┌─ Data for this task
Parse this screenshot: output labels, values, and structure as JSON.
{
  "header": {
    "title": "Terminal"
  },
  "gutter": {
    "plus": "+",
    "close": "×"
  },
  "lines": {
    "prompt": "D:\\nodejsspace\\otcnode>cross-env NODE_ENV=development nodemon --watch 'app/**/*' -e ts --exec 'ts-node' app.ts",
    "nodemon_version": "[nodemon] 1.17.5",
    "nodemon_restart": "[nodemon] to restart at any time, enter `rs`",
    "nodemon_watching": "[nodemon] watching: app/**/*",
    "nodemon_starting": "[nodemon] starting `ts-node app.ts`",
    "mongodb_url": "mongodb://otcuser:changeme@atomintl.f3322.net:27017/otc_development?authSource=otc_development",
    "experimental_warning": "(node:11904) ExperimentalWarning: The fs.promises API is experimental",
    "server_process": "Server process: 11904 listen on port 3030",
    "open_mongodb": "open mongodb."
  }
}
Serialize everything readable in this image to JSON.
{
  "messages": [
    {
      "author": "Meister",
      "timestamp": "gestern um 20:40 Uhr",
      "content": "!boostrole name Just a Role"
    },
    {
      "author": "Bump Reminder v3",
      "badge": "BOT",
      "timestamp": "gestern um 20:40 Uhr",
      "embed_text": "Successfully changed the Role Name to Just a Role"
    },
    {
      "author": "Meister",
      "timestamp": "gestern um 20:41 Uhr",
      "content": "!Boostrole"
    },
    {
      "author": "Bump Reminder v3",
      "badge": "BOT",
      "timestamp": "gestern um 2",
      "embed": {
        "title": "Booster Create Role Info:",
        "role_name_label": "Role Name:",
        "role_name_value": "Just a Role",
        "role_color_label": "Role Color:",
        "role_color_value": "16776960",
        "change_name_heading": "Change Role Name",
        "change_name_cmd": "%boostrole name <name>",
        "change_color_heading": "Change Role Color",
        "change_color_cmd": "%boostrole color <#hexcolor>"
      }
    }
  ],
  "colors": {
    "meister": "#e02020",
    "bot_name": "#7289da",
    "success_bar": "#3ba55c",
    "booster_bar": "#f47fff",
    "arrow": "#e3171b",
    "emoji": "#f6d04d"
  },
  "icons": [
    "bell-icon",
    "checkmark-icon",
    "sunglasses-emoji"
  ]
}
└─
■ Goal ■
Return each line of the records above exactly as it reads.

■ Response ■
Parse this screenshot: output labels, values, and structure as JSON.
{
  "header": {
    "title": "Terminal"
  },
  "gutter": {
    "plus": "+",
    "close": "×"
  },
  "lines": {
    "prompt": "D:\\nodejsspace\\otcnode>cross-env NODE_ENV=development nodemon --watch 'app/**/*' -e ts --exec 'ts-node' app.ts",
    "nodemon_version": "[nodemon] 1.17.5",
    "nodemon_restart": "[nodemon] to restart at any time, enter `rs`",
    "nodemon_watching": "[nodemon] watching: app/**/*",
    "nodemon_starting": "[nodemon] starting `ts-node app.ts`",
    "mongodb_url": "mongodb://otcuser:changeme@atomintl.f3322.net:27017/otc_development?authSource=otc_development",
    "experimental_warning": "(node:11904) ExperimentalWarning: The fs.promises API is experimental",
    "server_process": "Server process: 11904 listen on port 3030",
    "open_mongodb": "open mongodb."
  }
}
Serialize everything readable in this image to JSON.
{
  "messages": [
    {
      "author": "Meister",
      "timestamp": "gestern um 20:40 Uhr",
      "content": "!boostrole name Just a Role"
    },
    {
      "author": "Bump Reminder v3",
      "badge": "BOT",
      "timestamp": "gestern um 20:40 Uhr",
      "embed_text": "Successfully changed the Role Name to Just a Role"
    },
    {
      "author": "Meister",
      "timestamp": "gestern um 20:41 Uhr",
      "content": "!Boostrole"
    },
    {
      "author": "Bump Reminder v3",
      "badge": "BOT",
      "timestamp": "gestern um 2",
      "embed": {
        "title": "Booster Create Role Info:",
        "role_name_label": "Role Name:",
        "role_name_value": "Just a Role",
        "role_color_label": "Role Color:",
        "role_color_value": "16776960",
        "change_name_heading": "Change Role Name",
        "change_name_cmd": "%boostrole name <name>",
        "change_color_heading": "Change Role Color",
        "change_color_cmd": "%boostrole color <#hexcolor>"
      }
    }
  ],
  "colors": {
    "meister": "#e02020",
    "bot_name": "#7289da",
    "success_bar": "#3ba55c",
    "booster_bar": "#f47fff",
    "arrow": "#e3171b",
    "emoji": "#f6d04d"
  },
  "icons": [
    "bell-icon",
    "checkmark-icon",
    "sunglasses-emoji"
  ]
}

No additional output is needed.